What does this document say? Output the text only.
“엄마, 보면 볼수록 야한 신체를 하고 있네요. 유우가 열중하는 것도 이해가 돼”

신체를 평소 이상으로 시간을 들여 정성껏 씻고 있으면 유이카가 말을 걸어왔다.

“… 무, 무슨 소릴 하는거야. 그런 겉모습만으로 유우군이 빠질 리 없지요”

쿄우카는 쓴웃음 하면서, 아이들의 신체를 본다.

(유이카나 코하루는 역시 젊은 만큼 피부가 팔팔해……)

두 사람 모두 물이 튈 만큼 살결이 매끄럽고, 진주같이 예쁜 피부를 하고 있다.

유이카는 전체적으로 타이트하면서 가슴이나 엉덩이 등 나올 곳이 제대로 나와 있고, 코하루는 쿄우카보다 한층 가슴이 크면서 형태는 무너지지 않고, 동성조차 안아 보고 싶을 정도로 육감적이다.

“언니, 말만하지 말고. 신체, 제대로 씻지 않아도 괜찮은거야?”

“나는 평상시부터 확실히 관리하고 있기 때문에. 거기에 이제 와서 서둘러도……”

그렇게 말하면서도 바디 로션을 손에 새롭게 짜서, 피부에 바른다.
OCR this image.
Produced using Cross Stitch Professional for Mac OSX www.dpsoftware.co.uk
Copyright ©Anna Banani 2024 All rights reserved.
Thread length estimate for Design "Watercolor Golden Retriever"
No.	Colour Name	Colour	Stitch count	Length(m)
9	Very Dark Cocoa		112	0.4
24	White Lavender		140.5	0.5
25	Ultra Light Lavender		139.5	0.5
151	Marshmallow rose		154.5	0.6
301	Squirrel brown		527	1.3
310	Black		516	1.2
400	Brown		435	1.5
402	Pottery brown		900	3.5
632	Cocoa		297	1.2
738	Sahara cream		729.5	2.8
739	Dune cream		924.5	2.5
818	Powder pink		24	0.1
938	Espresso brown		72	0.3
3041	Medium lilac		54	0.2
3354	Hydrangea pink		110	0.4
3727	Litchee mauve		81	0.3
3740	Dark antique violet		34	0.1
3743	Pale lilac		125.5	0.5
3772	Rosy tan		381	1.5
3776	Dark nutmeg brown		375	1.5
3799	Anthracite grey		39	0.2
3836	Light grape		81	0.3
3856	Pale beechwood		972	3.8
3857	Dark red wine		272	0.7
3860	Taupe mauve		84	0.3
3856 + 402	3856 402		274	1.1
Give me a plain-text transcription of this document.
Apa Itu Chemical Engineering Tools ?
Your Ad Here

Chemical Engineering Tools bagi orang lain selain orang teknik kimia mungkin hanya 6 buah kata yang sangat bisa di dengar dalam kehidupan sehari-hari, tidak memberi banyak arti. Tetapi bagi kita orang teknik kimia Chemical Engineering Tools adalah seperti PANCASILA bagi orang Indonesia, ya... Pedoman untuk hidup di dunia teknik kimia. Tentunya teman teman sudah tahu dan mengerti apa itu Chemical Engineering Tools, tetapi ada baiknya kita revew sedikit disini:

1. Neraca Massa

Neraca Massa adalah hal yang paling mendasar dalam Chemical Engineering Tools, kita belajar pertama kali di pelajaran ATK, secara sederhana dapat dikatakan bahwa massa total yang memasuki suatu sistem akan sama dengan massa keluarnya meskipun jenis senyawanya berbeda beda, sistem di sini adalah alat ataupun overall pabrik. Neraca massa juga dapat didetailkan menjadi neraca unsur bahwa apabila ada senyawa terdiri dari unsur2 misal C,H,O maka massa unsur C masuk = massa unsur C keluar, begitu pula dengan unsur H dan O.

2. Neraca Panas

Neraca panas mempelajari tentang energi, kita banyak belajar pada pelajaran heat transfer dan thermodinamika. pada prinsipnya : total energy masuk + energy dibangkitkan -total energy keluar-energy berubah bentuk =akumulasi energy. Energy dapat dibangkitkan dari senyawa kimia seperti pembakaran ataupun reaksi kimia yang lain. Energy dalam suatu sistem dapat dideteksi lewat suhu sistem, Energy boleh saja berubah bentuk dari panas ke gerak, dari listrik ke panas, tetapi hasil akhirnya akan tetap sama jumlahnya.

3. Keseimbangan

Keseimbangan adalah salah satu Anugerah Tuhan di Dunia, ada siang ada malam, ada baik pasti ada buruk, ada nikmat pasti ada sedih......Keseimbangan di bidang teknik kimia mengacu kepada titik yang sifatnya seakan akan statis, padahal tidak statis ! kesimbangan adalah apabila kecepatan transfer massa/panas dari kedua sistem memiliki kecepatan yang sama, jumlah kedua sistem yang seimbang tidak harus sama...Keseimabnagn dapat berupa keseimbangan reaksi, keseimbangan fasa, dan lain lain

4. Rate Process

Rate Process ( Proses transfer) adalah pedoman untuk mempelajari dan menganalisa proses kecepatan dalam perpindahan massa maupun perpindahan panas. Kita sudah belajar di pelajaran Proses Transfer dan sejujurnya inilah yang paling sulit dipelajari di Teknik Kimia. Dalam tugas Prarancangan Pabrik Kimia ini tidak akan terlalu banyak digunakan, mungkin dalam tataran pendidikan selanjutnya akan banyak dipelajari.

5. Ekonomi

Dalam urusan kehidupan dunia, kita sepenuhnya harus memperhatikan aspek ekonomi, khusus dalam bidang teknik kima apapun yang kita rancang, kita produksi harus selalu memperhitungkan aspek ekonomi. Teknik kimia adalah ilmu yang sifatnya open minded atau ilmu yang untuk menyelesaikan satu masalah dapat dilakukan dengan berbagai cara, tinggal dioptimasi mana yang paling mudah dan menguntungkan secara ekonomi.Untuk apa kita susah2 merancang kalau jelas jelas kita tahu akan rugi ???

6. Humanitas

◆ Exercise instructions: Write out each line of the data above again, exactly as given.

◆ Output for this exercise:
What does this document say? Output the text only.
“엄마, 보면 볼수록 야한 신체를 하고 있네요. 유우가 열중하는 것도 이해가 돼”

신체를 평소 이상으로 시간을 들여 정성껏 씻고 있으면 유이카가 말을 걸어왔다.

“… 무, 무슨 소릴 하는거야. 그런 겉모습만으로 유우군이 빠질 리 없지요”

쿄우카는 쓴웃음 하면서, 아이들의 신체를 본다.

(유이카나 코하루는 역시 젊은 만큼 피부가 팔팔해……)

두 사람 모두 물이 튈 만큼 살결이 매끄럽고, 진주같이 예쁜 피부를 하고 있다.

유이카는 전체적으로 타이트하면서 가슴이나 엉덩이 등 나올 곳이 제대로 나와 있고, 코하루는 쿄우카보다 한층 가슴이 크면서 형태는 무너지지 않고, 동성조차 안아 보고 싶을 정도로 육감적이다.

“언니, 말만하지 말고. 신체, 제대로 씻지 않아도 괜찮은거야?”

“나는 평상시부터 확실히 관리하고 있기 때문에. 거기에 이제 와서 서둘러도……”

그렇게 말하면서도 바디 로션을 손에 새롭게 짜서, 피부에 바른다.
OCR this image.
Produced using Cross Stitch Professional for Mac OSX www.dpsoftware.co.uk
Copyright ©Anna Banani 2024 All rights reserved.
Thread length estimate for Design "Watercolor Golden Retriever"
No.	Colour Name	Colour	Stitch count	Length(m)
9	Very Dark Cocoa		112	0.4
24	White Lavender		140.5	0.5
25	Ultra Light Lavender		139.5	0.5
151	Marshmallow rose		154.5	0.6
301	Squirrel brown		527	1.3
310	Black		516	1.2
400	Brown		435	1.5
402	Pottery brown		900	3.5
632	Cocoa		297	1.2
738	Sahara cream		729.5	2.8
739	Dune cream		924.5	2.5
818	Powder pink		24	0.1
938	Espresso brown		72	0.3
3041	Medium lilac		54	0.2
3354	Hydrangea pink		110	0.4
3727	Litchee mauve		81	0.3
3740	Dark antique violet		34	0.1
3743	Pale lilac		125.5	0.5
3772	Rosy tan		381	1.5
3776	Dark nutmeg brown		375	1.5
3799	Anthracite grey		39	0.2
3836	Light grape		81	0.3
3856	Pale beechwood		972	3.8
3857	Dark red wine		272	0.7
3860	Taupe mauve		84	0.3
3856 + 402	3856 402		274	1.1
Give me a plain-text transcription of this document.
Apa Itu Chemical Engineering Tools ?
Your Ad Here

Chemical Engineering Tools bagi orang lain selain orang teknik kimia mungkin hanya 6 buah kata yang sangat bisa di dengar dalam kehidupan sehari-hari, tidak memberi banyak arti. Tetapi bagi kita orang teknik kimia Chemical Engineering Tools adalah seperti PANCASILA bagi orang Indonesia, ya... Pedoman untuk hidup di dunia teknik kimia. Tentunya teman teman sudah tahu dan mengerti apa itu Chemical Engineering Tools, tetapi ada baiknya kita revew sedikit disini:

1. Neraca Massa

Neraca Massa adalah hal yang paling mendasar dalam Chemical Engineering Tools, kita belajar pertama kali di pelajaran ATK, secara sederhana dapat dikatakan bahwa massa total yang memasuki suatu sistem akan sama dengan massa keluarnya meskipun jenis senyawanya berbeda beda, sistem di sini adalah alat ataupun overall pabrik. Neraca massa juga dapat didetailkan menjadi neraca unsur bahwa apabila ada senyawa terdiri dari unsur2 misal C,H,O maka massa unsur C masuk = massa unsur C keluar, begitu pula dengan unsur H dan O.

2. Neraca Panas

Neraca panas mempelajari tentang energi, kita banyak belajar pada pelajaran heat transfer dan thermodinamika. pada prinsipnya : total energy masuk + energy dibangkitkan -total energy keluar-energy berubah bentuk =akumulasi energy. Energy dapat dibangkitkan dari senyawa kimia seperti pembakaran ataupun reaksi kimia yang lain. Energy dalam suatu sistem dapat dideteksi lewat suhu sistem, Energy boleh saja berubah bentuk dari panas ke gerak, dari listrik ke panas, tetapi hasil akhirnya akan tetap sama jumlahnya.

3. Keseimbangan

Keseimbangan adalah salah satu Anugerah Tuhan di Dunia, ada siang ada malam, ada baik pasti ada buruk, ada nikmat pasti ada sedih......Keseimbangan di bidang teknik kimia mengacu kepada titik yang sifatnya seakan akan statis, padahal tidak statis ! kesimbangan adalah apabila kecepatan transfer massa/panas dari kedua sistem memiliki kecepatan yang sama, jumlah kedua sistem yang seimbang tidak harus sama...Keseimabnagn dapat berupa keseimbangan reaksi, keseimbangan fasa, dan lain lain

4. Rate Process

Rate Process ( Proses transfer) adalah pedoman untuk mempelajari dan menganalisa proses kecepatan dalam perpindahan massa maupun perpindahan panas. Kita sudah belajar di pelajaran Proses Transfer dan sejujurnya inilah yang paling sulit dipelajari di Teknik Kimia. Dalam tugas Prarancangan Pabrik Kimia ini tidak akan terlalu banyak digunakan, mungkin dalam tataran pendidikan selanjutnya akan banyak dipelajari.

5. Ekonomi

Dalam urusan kehidupan dunia, kita sepenuhnya harus memperhatikan aspek ekonomi, khusus dalam bidang teknik kima apapun yang kita rancang, kita produksi harus selalu memperhitungkan aspek ekonomi. Teknik kimia adalah ilmu yang sifatnya open minded atau ilmu yang untuk menyelesaikan satu masalah dapat dilakukan dengan berbagai cara, tinggal dioptimasi mana yang paling mudah dan menguntungkan secara ekonomi.Untuk apa kita susah2 merancang kalau jelas jelas kita tahu akan rugi ???

6. Humanitas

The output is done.